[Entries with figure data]

* * * * * * *

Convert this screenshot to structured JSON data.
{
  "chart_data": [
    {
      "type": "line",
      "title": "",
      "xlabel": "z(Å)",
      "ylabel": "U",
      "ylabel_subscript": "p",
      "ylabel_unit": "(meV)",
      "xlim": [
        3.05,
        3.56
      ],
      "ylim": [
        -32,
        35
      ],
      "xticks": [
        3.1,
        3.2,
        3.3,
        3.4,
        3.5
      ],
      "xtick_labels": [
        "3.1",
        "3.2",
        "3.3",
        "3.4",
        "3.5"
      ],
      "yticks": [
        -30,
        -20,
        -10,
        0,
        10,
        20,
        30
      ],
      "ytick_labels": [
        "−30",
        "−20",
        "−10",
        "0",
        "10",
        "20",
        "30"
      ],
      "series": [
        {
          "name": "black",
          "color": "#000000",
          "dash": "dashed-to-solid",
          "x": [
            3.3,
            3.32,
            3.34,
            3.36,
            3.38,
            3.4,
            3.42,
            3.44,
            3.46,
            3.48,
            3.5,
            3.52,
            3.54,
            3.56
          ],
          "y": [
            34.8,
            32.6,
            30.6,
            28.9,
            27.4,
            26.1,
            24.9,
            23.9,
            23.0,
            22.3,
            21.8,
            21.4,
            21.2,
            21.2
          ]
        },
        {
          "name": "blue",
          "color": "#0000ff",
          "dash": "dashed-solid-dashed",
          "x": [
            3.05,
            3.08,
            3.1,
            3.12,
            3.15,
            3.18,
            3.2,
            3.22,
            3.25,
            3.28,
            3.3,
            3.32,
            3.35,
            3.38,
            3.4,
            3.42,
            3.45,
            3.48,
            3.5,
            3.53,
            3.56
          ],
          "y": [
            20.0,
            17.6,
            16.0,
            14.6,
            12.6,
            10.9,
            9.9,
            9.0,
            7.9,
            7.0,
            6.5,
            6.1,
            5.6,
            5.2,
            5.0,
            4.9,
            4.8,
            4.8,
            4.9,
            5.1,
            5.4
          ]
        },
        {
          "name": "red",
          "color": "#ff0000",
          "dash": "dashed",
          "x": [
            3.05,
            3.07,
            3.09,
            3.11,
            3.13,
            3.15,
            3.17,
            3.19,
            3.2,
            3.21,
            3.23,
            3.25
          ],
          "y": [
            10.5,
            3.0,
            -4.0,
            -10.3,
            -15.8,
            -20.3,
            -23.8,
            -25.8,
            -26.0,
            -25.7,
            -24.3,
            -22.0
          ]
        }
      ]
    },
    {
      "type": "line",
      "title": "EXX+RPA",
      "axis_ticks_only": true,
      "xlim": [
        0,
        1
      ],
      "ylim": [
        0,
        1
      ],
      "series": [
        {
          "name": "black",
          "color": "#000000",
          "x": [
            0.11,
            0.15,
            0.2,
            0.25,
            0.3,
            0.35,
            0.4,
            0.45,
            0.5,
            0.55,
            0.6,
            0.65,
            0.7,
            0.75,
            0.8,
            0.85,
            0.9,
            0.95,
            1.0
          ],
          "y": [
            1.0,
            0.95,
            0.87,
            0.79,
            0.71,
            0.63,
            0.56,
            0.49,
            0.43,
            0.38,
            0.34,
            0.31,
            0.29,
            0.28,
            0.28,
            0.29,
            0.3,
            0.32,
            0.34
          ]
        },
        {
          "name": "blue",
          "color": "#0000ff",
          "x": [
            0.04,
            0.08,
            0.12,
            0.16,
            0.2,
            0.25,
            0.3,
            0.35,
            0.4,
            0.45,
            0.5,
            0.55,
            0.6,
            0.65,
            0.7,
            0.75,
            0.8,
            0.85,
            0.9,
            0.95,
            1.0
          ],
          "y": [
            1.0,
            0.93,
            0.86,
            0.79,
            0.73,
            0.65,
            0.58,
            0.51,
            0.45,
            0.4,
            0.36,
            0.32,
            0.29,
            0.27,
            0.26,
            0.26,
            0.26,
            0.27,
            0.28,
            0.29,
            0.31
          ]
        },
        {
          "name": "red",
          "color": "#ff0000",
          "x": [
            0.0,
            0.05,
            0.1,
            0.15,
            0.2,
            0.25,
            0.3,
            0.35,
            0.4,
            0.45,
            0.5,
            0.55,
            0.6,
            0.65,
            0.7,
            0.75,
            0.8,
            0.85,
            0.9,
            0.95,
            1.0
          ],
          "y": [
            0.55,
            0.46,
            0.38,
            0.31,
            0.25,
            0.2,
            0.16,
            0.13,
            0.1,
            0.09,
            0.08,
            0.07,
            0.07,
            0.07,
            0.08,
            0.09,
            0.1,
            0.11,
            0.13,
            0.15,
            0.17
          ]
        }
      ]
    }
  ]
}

* * * * * * *

What the task requires: Copy out all of the lines above exactly.

Task response:
Convert this screenshot to structured JSON data.
{
  "chart_data": [
    {
      "type": "line",
      "title": "",
      "xlabel": "z(Å)",
      "ylabel": "U",
      "ylabel_subscript": "p",
      "ylabel_unit": "(meV)",
      "xlim": [
        3.05,
        3.56
      ],
      "ylim": [
        -32,
        35
      ],
      "xticks": [
        3.1,
        3.2,
        3.3,
        3.4,
        3.5
      ],
      "xtick_labels": [
        "3.1",
        "3.2",
        "3.3",
        "3.4",
        "3.5"
      ],
      "yticks": [
        -30,
        -20,
        -10,
        0,
        10,
        20,
        30
      ],
      "ytick_labels": [
        "−30",
        "−20",
        "−10",
        "0",
        "10",
        "20",
        "30"
      ],
      "series": [
        {
          "name": "black",
          "color": "#000000",
          "dash": "dashed-to-solid",
          "x": [
            3.3,
            3.32,
            3.34,
            3.36,
            3.38,
            3.4,
            3.42,
            3.44,
            3.46,
            3.48,
            3.5,
            3.52,
            3.54,
            3.56
          ],
          "y": [
            34.8,
            32.6,
            30.6,
            28.9,
            27.4,
            26.1,
            24.9,
            23.9,
            23.0,
            22.3,
            21.8,
            21.4,
            21.2,
            21.2
          ]
        },
        {
          "name": "blue",
          "color": "#0000ff",
          "dash": "dashed-solid-dashed",
          "x": [
            3.05,
            3.08,
            3.1,
            3.12,
            3.15,
            3.18,
            3.2,
            3.22,
            3.25,
            3.28,
            3.3,
            3.32,
            3.35,
            3.38,
            3.4,
            3.42,
            3.45,
            3.48,
            3.5,
            3.53,
            3.56
          ],
          "y": [
            20.0,
            17.6,
            16.0,
            14.6,
            12.6,
            10.9,
            9.9,
            9.0,
            7.9,
            7.0,
            6.5,
            6.1,
            5.6,
            5.2,
            5.0,
            4.9,
            4.8,
            4.8,
            4.9,
            5.1,
            5.4
          ]
        },
        {
          "name": "red",
          "color": "#ff0000",
          "dash": "dashed",
          "x": [
            3.05,
            3.07,
            3.09,
            3.11,
            3.13,
            3.15,
            3.17,
            3.19,
            3.2,
            3.21,
            3.23,
            3.25
          ],
          "y": [
            10.5,
            3.0,
            -4.0,
            -10.3,
            -15.8,
            -20.3,
            -23.8,
            -25.8,
            -26.0,
            -25.7,
            -24.3,
            -22.0
          ]
        }
      ]
    },
    {
      "type": "line",
      "title": "EXX+RPA",
      "axis_ticks_only": true,
      "xlim": [
        0,
        1
      ],
      "ylim": [
        0,
        1
      ],
      "series": [
        {
          "name": "black",
          "color": "#000000",
          "x": [
            0.11,
            0.15,
            0.2,
            0.25,
            0.3,
            0.35,
            0.4,
            0.45,
            0.5,
            0.55,
            0.6,
            0.65,
            0.7,
            0.75,
            0.8,
            0.85,
            0.9,
            0.95,
            1.0
          ],
          "y": [
            1.0,
            0.95,
            0.87,
            0.79,
            0.71,
            0.63,
            0.56,
            0.49,
            0.43,
            0.38,
            0.34,
            0.31,
            0.29,
            0.28,
            0.28,
            0.29,
            0.3,
            0.32,
            0.34
          ]
        },
        {
          "name": "blue",
          "color": "#0000ff",
          "x": [
            0.04,
            0.08,
            0.12,
            0.16,
            0.2,
            0.25,
            0.3,
            0.35,
            0.4,
            0.45,
            0.5,
            0.55,
            0.6,
            0.65,
            0.7,
            0.75,
            0.8,
            0.85,
            0.9,
            0.95,
            1.0
          ],
          "y": [
            1.0,
            0.93,
            0.86,
            0.79,
            0.73,
            0.65,
            0.58,
            0.51,
            0.45,
            0.4,
            0.36,
            0.32,
            0.29,
            0.27,
            0.26,
            0.26,
            0.26,
            0.27,
            0.28,
            0.29,
            0.31
          ]
        },
        {
          "name": "red",
          "color": "#ff0000",
          "x": [
            0.0,
            0.05,
            0.1,
            0.15,
            0.2,
            0.25,
            0.3,
            0.35,
            0.4,
            0.45,
            0.5,
            0.55,
            0.6,
            0.65,
            0.7,
            0.75,
            0.8,
            0.85,
            0.9,
            0.95,
            1.0
          ],
          "y": [
            0.55,
            0.46,
            0.38,
            0.31,
            0.25,
            0.2,
            0.16,
            0.13,
            0.1,
            0.09,
            0.08,
            0.07,
            0.07,
            0.07,
            0.08,
            0.09,
            0.1,
            0.11,
            0.13,
            0.15,
            0.17
          ]
        }
      ]
    }
  ]
}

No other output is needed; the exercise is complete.